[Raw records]

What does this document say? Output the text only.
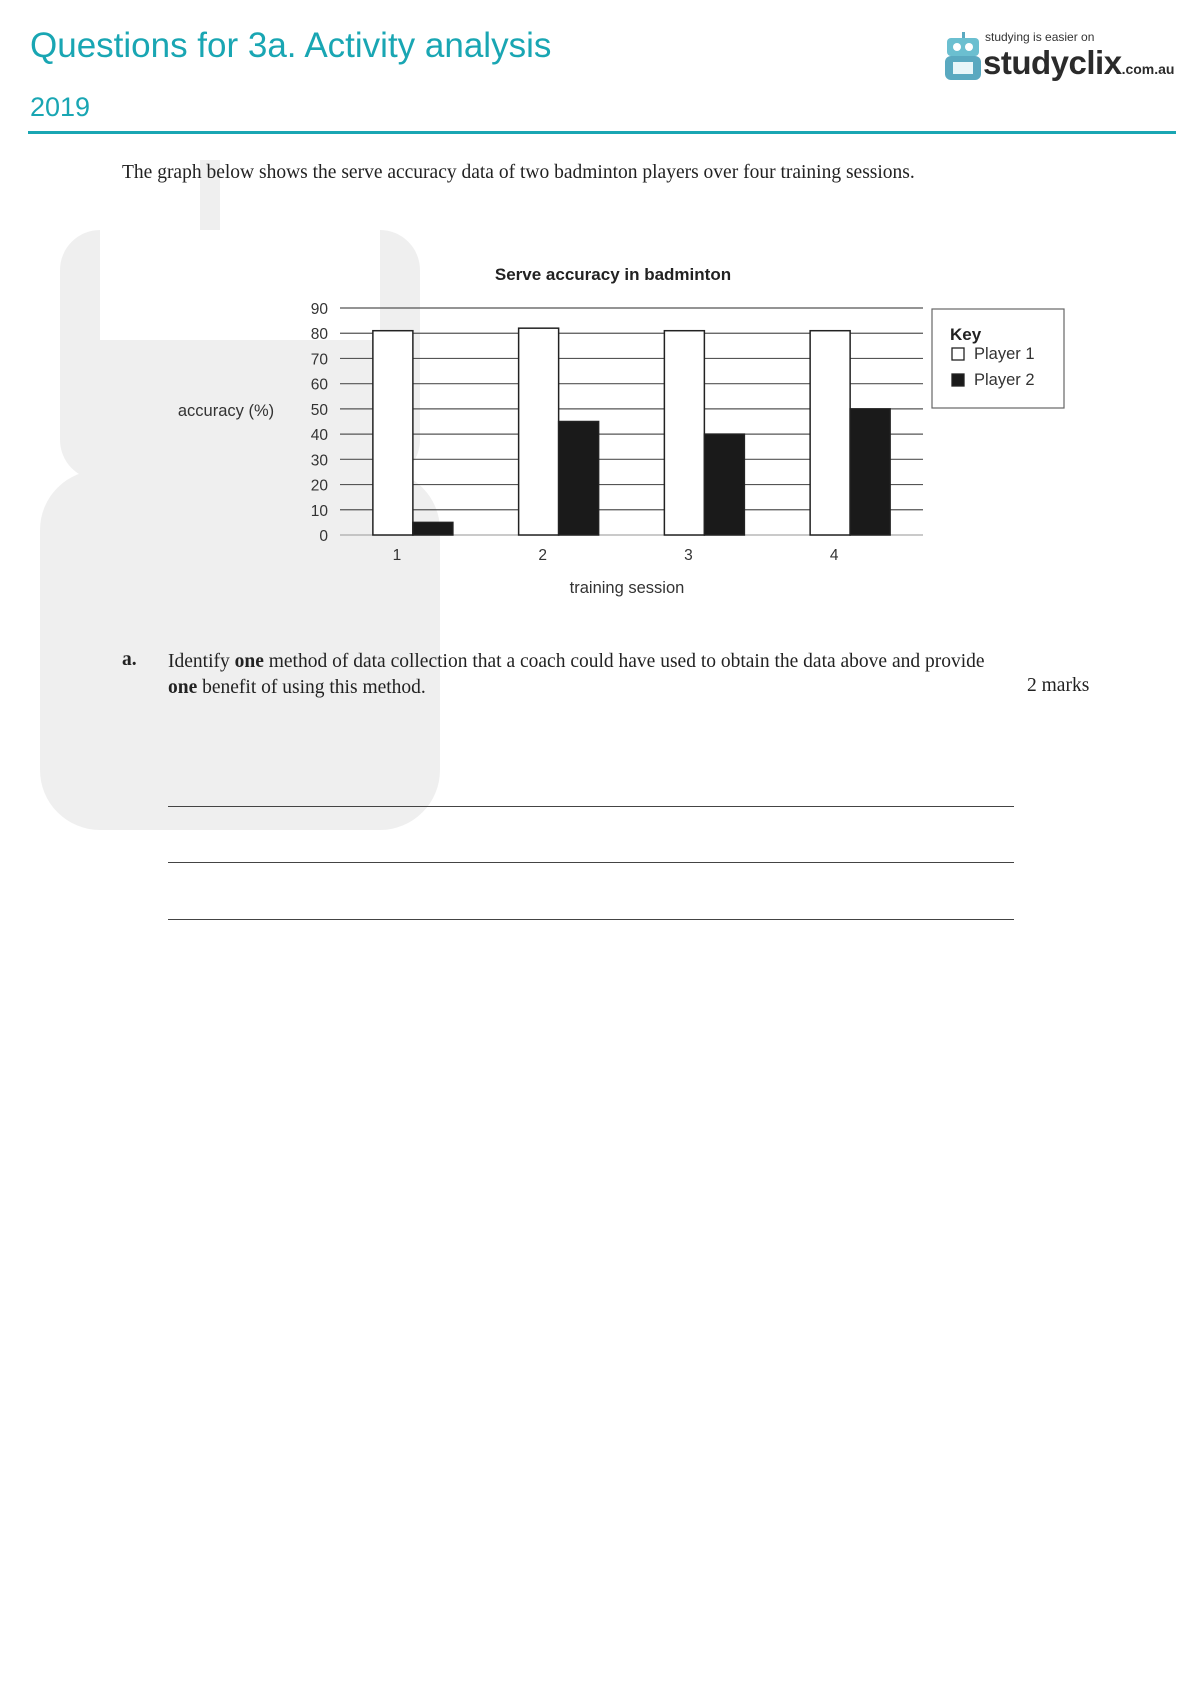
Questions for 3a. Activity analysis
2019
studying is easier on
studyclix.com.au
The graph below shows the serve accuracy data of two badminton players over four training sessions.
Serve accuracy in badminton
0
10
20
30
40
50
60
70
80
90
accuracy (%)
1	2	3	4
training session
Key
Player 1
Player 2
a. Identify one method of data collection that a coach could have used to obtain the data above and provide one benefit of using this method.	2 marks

### Set task
Transcribe the full listing above exactly, with the images removed.

### Complete output
What does this document say? Output the text only.
Questions for 3a. Activity analysis
2019
studying is easier on
studyclix.com.au
The graph below shows the serve accuracy data of two badminton players over four training sessions.
Serve accuracy in badminton
0
10
20
30
40
50
60
70
80
90
accuracy (%)
1	2	3	4
training session
Key
Player 1
Player 2
a. Identify one method of data collection that a coach could have used to obtain the data above and provide one benefit of using this method.	2 marks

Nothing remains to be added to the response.